**Aim of the exercise:** Extract the data exactly, missing nothing.

**Data lines:**

◇ ◇ ◇ ◇ ◇

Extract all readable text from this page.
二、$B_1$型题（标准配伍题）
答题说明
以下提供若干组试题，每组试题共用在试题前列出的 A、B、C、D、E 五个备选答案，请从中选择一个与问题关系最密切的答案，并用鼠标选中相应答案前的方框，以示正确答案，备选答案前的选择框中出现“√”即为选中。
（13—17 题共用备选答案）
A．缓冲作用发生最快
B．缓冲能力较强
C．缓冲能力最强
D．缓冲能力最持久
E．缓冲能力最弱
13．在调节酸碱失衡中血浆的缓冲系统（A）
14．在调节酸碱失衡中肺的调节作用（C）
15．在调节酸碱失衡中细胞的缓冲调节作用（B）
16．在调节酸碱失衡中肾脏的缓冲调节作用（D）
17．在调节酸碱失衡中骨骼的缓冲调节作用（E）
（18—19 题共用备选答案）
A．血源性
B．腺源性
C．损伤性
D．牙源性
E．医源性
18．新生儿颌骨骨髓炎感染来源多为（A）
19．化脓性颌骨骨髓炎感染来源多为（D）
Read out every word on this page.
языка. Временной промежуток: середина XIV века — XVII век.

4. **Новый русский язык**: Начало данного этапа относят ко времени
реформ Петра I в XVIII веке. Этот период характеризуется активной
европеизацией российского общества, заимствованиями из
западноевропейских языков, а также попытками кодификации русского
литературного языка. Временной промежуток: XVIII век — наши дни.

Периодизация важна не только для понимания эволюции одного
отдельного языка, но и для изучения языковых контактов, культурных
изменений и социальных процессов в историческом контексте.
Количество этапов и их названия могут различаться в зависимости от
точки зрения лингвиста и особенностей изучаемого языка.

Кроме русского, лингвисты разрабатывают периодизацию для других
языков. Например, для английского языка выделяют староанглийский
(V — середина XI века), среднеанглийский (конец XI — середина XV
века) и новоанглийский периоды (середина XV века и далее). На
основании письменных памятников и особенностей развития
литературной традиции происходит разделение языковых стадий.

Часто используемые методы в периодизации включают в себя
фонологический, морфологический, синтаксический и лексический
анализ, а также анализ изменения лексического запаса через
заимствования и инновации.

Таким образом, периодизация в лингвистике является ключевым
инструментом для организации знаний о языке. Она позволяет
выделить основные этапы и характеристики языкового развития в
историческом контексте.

◇ ◇ ◇ ◇ ◇

**Exercise output:**
Extract all readable text from this page.
二、$B_1$型题（标准配伍题）
答题说明
以下提供若干组试题，每组试题共用在试题前列出的 A、B、C、D、E 五个备选答案，请从中选择一个与问题关系最密切的答案，并用鼠标选中相应答案前的方框，以示正确答案，备选答案前的选择框中出现“√”即为选中。
（13—17 题共用备选答案）
A．缓冲作用发生最快
B．缓冲能力较强
C．缓冲能力最强
D．缓冲能力最持久
E．缓冲能力最弱
13．在调节酸碱失衡中血浆的缓冲系统（A）
14．在调节酸碱失衡中肺的调节作用（C）
15．在调节酸碱失衡中细胞的缓冲调节作用（B）
16．在调节酸碱失衡中肾脏的缓冲调节作用（D）
17．在调节酸碱失衡中骨骼的缓冲调节作用（E）
（18—19 题共用备选答案）
A．血源性
B．腺源性
C．损伤性
D．牙源性
E．医源性
18．新生儿颌骨骨髓炎感染来源多为（A）
19．化脓性颌骨骨髓炎感染来源多为（D）
Read out every word on this page.
языка. Временной промежуток: середина XIV века — XVII век.

4. **Новый русский язык**: Начало данного этапа относят ко времени
реформ Петра I в XVIII веке. Этот период характеризуется активной
европеизацией российского общества, заимствованиями из
западноевропейских языков, а также попытками кодификации русского
литературного языка. Временной промежуток: XVIII век — наши дни.

Периодизация важна не только для понимания эволюции одного
отдельного языка, но и для изучения языковых контактов, культурных
изменений и социальных процессов в историческом контексте.
Количество этапов и их названия могут различаться в зависимости от
точки зрения лингвиста и особенностей изучаемого языка.

Кроме русского, лингвисты разрабатывают периодизацию для других
языков. Например, для английского языка выделяют староанглийский
(V — середина XI века), среднеанглийский (конец XI — середина XV
века) и новоанглийский периоды (середина XV века и далее). На
основании письменных памятников и особенностей развития
литературной традиции происходит разделение языковых стадий.

Часто используемые методы в периодизации включают в себя
фонологический, морфологический, синтаксический и лексический
анализ, а также анализ изменения лексического запаса через
заимствования и инновации.

Таким образом, периодизация в лингвистике является ключевым
инструментом для организации знаний о языке. Она позволяет
выделить основные этапы и характеристики языкового развития в
историческом контексте.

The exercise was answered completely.